▸ **Dataset extract**
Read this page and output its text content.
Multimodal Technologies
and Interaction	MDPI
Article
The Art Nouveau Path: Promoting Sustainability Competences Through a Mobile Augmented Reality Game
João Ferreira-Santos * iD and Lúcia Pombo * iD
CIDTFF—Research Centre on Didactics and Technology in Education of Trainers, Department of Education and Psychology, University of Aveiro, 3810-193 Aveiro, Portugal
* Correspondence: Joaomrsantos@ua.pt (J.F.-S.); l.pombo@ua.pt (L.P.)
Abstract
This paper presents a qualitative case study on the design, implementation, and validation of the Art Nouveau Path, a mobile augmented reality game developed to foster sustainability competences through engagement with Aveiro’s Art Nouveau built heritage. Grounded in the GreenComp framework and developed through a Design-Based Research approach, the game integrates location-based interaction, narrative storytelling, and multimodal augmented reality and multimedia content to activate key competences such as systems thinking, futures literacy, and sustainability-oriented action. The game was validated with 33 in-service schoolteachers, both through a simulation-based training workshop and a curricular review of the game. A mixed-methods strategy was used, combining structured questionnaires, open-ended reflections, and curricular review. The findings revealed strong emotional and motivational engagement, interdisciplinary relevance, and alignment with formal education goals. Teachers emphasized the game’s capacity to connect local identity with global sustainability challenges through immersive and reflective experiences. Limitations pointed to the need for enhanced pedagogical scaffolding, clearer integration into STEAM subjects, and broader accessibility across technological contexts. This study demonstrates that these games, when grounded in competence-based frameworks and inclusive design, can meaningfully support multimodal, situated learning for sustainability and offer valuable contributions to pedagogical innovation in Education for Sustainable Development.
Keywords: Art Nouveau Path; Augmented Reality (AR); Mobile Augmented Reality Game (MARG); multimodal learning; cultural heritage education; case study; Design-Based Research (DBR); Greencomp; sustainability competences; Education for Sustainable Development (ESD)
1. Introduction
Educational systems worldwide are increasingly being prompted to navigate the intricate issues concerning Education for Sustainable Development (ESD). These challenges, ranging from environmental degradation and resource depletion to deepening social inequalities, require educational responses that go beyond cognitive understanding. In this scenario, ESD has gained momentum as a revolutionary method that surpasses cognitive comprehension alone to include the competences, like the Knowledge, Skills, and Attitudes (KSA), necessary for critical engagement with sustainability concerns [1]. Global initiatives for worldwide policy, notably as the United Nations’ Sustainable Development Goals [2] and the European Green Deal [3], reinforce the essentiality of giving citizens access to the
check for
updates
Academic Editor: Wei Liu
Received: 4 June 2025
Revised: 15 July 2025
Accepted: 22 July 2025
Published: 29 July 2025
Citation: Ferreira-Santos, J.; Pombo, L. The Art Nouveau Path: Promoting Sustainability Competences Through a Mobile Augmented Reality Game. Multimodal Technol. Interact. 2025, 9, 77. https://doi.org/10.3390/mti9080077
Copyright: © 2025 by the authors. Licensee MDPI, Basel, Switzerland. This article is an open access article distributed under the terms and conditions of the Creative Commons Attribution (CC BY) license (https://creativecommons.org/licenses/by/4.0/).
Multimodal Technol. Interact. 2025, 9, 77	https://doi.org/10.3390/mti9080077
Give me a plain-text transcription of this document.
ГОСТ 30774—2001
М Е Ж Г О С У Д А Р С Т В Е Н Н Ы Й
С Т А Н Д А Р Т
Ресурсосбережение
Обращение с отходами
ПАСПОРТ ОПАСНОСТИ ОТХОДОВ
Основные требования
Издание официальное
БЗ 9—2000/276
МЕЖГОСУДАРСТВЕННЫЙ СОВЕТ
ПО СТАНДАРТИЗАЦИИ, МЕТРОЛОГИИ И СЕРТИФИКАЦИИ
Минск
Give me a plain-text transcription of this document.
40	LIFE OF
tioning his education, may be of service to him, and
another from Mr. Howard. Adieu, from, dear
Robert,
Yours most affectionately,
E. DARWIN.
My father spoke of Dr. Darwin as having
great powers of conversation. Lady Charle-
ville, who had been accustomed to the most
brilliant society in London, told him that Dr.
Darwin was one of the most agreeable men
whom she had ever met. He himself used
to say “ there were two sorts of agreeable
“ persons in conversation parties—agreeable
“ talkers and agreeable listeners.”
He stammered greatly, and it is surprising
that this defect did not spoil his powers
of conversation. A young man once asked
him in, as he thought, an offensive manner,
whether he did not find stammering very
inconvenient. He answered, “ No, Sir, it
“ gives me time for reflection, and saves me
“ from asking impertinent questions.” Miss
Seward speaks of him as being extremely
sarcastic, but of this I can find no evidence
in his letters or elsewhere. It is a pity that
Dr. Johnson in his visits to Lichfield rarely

▸ **Given request**
Copy out the full material exactly as it appears.

▸ **The result**
Read this page and output its text content.
Multimodal Technologies
and Interaction	MDPI
Article
The Art Nouveau Path: Promoting Sustainability Competences Through a Mobile Augmented Reality Game
João Ferreira-Santos * iD and Lúcia Pombo * iD
CIDTFF—Research Centre on Didactics and Technology in Education of Trainers, Department of Education and Psychology, University of Aveiro, 3810-193 Aveiro, Portugal
* Correspondence: Joaomrsantos@ua.pt (J.F.-S.); l.pombo@ua.pt (L.P.)
Abstract
This paper presents a qualitative case study on the design, implementation, and validation of the Art Nouveau Path, a mobile augmented reality game developed to foster sustainability competences through engagement with Aveiro’s Art Nouveau built heritage. Grounded in the GreenComp framework and developed through a Design-Based Research approach, the game integrates location-based interaction, narrative storytelling, and multimodal augmented reality and multimedia content to activate key competences such as systems thinking, futures literacy, and sustainability-oriented action. The game was validated with 33 in-service schoolteachers, both through a simulation-based training workshop and a curricular review of the game. A mixed-methods strategy was used, combining structured questionnaires, open-ended reflections, and curricular review. The findings revealed strong emotional and motivational engagement, interdisciplinary relevance, and alignment with formal education goals. Teachers emphasized the game’s capacity to connect local identity with global sustainability challenges through immersive and reflective experiences. Limitations pointed to the need for enhanced pedagogical scaffolding, clearer integration into STEAM subjects, and broader accessibility across technological contexts. This study demonstrates that these games, when grounded in competence-based frameworks and inclusive design, can meaningfully support multimodal, situated learning for sustainability and offer valuable contributions to pedagogical innovation in Education for Sustainable Development.
Keywords: Art Nouveau Path; Augmented Reality (AR); Mobile Augmented Reality Game (MARG); multimodal learning; cultural heritage education; case study; Design-Based Research (DBR); Greencomp; sustainability competences; Education for Sustainable Development (ESD)
1. Introduction
Educational systems worldwide are increasingly being prompted to navigate the intricate issues concerning Education for Sustainable Development (ESD). These challenges, ranging from environmental degradation and resource depletion to deepening social inequalities, require educational responses that go beyond cognitive understanding. In this scenario, ESD has gained momentum as a revolutionary method that surpasses cognitive comprehension alone to include the competences, like the Knowledge, Skills, and Attitudes (KSA), necessary for critical engagement with sustainability concerns [1]. Global initiatives for worldwide policy, notably as the United Nations’ Sustainable Development Goals [2] and the European Green Deal [3], reinforce the essentiality of giving citizens access to the
check for
updates
Academic Editor: Wei Liu
Received: 4 June 2025
Revised: 15 July 2025
Accepted: 22 July 2025
Published: 29 July 2025
Citation: Ferreira-Santos, J.; Pombo, L. The Art Nouveau Path: Promoting Sustainability Competences Through a Mobile Augmented Reality Game. Multimodal Technol. Interact. 2025, 9, 77. https://doi.org/10.3390/mti9080077
Copyright: © 2025 by the authors. Licensee MDPI, Basel, Switzerland. This article is an open access article distributed under the terms and conditions of the Creative Commons Attribution (CC BY) license (https://creativecommons.org/licenses/by/4.0/).
Multimodal Technol. Interact. 2025, 9, 77	https://doi.org/10.3390/mti9080077
Give me a plain-text transcription of this document.
ГОСТ 30774—2001
М Е Ж Г О С У Д А Р С Т В Е Н Н Ы Й
С Т А Н Д А Р Т
Ресурсосбережение
Обращение с отходами
ПАСПОРТ ОПАСНОСТИ ОТХОДОВ
Основные требования
Издание официальное
БЗ 9—2000/276
МЕЖГОСУДАРСТВЕННЫЙ СОВЕТ
ПО СТАНДАРТИЗАЦИИ, МЕТРОЛОГИИ И СЕРТИФИКАЦИИ
Минск
Give me a plain-text transcription of this document.
40	LIFE OF
tioning his education, may be of service to him, and
another from Mr. Howard. Adieu, from, dear
Robert,
Yours most affectionately,
E. DARWIN.
My father spoke of Dr. Darwin as having
great powers of conversation. Lady Charle-
ville, who had been accustomed to the most
brilliant society in London, told him that Dr.
Darwin was one of the most agreeable men
whom she had ever met. He himself used
to say “ there were two sorts of agreeable
“ persons in conversation parties—agreeable
“ talkers and agreeable listeners.”
He stammered greatly, and it is surprising
that this defect did not spoil his powers
of conversation. A young man once asked
him in, as he thought, an offensive manner,
whether he did not find stammering very
inconvenient. He answered, “ No, Sir, it
“ gives me time for reflection, and saves me
“ from asking impertinent questions.” Miss
Seward speaks of him as being extremely
sarcastic, but of this I can find no evidence
in his letters or elsewhere. It is a pity that
Dr. Johnson in his visits to Lichfield rarely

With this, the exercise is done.